* Collected data entries:
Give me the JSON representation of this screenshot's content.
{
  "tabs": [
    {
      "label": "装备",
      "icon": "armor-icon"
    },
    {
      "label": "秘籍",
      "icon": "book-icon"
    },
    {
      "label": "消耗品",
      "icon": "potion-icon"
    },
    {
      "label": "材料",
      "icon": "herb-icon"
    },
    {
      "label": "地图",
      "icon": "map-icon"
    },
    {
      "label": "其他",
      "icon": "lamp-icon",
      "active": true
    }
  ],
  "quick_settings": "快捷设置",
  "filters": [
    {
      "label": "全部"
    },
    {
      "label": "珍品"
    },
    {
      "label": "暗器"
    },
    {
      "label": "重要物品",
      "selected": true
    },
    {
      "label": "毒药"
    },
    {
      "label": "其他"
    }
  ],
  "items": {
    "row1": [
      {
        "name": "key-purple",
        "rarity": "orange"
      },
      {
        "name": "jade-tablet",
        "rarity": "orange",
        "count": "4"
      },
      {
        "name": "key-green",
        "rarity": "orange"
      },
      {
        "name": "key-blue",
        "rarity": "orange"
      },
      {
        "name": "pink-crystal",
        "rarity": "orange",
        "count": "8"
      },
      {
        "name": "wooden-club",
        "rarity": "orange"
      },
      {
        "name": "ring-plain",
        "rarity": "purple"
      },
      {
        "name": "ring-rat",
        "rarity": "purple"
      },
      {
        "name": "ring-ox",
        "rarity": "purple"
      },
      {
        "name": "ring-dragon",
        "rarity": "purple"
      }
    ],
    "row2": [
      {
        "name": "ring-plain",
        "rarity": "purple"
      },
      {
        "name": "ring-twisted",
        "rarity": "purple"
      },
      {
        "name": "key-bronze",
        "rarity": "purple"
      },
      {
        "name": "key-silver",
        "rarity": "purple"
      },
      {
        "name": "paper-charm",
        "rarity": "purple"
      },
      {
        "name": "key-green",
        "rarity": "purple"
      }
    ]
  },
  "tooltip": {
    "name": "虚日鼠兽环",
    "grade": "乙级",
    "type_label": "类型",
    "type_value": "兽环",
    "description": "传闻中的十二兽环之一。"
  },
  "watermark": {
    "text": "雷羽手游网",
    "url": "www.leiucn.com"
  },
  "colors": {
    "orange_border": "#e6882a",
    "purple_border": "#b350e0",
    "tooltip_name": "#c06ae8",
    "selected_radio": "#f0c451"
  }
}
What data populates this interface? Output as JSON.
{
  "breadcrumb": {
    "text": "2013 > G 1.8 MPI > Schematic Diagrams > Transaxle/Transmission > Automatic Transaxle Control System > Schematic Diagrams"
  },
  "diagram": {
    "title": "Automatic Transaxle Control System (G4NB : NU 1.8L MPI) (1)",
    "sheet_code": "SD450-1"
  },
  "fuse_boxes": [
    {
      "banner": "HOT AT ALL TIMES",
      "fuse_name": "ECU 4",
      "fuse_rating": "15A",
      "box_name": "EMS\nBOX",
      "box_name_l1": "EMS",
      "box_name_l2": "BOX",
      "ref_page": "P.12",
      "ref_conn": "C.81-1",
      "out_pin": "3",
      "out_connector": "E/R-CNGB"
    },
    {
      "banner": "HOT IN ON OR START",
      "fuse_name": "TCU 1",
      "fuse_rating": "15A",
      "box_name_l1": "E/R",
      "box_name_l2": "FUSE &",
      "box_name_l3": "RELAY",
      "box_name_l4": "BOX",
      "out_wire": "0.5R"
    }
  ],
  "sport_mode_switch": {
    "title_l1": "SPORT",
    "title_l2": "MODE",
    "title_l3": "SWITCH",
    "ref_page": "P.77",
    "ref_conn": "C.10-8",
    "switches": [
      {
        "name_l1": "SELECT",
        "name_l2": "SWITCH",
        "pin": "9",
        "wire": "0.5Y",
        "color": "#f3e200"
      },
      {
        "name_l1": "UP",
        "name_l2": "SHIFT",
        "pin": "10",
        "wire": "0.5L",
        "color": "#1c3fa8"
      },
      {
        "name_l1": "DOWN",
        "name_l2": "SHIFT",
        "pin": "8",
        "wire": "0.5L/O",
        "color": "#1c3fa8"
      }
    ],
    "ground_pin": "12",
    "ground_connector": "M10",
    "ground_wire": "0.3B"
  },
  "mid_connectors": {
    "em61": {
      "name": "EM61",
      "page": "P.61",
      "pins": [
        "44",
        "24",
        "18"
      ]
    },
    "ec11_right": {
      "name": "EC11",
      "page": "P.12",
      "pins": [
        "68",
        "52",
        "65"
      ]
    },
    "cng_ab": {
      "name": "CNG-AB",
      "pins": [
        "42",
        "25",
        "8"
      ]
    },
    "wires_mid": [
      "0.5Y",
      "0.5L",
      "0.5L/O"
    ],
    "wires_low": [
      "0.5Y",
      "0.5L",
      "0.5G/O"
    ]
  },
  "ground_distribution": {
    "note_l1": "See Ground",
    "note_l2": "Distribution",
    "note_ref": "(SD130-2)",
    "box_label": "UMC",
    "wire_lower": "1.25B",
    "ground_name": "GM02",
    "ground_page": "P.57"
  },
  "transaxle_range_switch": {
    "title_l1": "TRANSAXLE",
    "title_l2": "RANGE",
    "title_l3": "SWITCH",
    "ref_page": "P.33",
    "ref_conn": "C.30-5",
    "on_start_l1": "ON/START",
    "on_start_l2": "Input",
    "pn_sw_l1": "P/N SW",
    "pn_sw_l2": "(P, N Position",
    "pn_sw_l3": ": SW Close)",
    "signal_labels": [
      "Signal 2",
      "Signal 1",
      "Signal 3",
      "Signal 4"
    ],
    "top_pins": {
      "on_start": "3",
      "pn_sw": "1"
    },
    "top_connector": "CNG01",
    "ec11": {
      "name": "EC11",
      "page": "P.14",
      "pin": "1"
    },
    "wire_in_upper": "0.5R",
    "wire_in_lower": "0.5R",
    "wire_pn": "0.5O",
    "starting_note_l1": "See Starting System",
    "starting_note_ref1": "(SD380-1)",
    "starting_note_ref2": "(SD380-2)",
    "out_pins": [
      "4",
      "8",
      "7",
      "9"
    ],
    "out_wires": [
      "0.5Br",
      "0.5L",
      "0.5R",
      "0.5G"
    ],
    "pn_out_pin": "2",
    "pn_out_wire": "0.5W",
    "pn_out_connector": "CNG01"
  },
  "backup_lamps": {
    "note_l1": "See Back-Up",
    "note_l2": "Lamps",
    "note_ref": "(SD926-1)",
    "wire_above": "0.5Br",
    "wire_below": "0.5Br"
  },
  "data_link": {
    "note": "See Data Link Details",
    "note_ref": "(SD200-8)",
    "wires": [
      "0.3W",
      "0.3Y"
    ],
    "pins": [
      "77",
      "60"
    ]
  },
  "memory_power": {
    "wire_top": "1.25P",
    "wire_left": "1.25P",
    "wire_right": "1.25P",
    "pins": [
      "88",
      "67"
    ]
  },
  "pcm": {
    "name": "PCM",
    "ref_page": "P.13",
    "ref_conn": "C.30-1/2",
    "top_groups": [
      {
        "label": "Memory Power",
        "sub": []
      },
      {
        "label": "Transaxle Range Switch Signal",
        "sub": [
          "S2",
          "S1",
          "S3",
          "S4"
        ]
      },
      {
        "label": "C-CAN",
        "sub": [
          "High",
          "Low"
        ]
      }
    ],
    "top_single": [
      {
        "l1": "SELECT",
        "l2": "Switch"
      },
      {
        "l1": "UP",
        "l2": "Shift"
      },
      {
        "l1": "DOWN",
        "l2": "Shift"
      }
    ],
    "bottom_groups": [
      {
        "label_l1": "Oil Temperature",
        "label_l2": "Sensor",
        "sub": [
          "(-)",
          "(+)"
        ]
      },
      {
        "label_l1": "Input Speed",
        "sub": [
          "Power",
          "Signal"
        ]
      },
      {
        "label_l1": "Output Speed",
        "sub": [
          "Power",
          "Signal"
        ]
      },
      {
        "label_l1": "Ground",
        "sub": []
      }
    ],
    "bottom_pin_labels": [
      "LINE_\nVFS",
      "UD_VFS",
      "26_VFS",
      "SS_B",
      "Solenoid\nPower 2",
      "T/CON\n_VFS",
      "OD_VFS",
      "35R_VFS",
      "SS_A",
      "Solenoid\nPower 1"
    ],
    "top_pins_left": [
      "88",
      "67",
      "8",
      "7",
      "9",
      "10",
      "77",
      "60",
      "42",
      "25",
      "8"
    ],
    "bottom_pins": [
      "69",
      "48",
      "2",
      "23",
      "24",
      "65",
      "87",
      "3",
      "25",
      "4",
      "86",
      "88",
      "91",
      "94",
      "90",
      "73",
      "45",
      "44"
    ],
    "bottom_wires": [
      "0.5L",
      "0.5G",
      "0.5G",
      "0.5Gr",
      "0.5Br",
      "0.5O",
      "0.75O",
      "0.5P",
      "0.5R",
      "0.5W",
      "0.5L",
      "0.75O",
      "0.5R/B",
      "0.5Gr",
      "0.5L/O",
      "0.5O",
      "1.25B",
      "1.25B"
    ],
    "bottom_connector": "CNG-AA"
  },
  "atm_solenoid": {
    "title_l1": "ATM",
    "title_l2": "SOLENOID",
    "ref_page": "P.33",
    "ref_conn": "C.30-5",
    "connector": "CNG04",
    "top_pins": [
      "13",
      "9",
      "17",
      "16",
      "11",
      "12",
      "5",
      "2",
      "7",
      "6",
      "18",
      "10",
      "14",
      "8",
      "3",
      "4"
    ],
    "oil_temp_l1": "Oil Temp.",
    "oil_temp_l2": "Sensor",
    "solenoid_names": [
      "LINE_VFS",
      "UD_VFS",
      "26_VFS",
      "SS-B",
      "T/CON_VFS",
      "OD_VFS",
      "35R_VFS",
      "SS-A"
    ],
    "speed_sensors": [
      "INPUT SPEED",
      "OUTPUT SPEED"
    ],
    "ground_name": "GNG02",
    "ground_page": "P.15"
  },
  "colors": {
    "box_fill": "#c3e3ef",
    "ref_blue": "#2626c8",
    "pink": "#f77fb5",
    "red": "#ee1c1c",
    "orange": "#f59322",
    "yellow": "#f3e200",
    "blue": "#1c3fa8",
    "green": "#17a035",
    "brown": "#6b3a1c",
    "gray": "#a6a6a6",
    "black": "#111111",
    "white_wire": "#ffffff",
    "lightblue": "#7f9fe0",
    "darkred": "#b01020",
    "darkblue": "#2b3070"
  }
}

* Your goal: Search the data for the string "System". List each line that has it.

* Answer to this exercise:
    "text": "2013 > G 1.8 MPI > Schematic Diagrams > Transaxle/Transmission > Automatic Transaxle Control System > Schematic Diagrams"
    "title": "Automatic Transaxle Control System (G4NB : NU 1.8L MPI) (1)",
    "starting_note_l1": "See Starting System",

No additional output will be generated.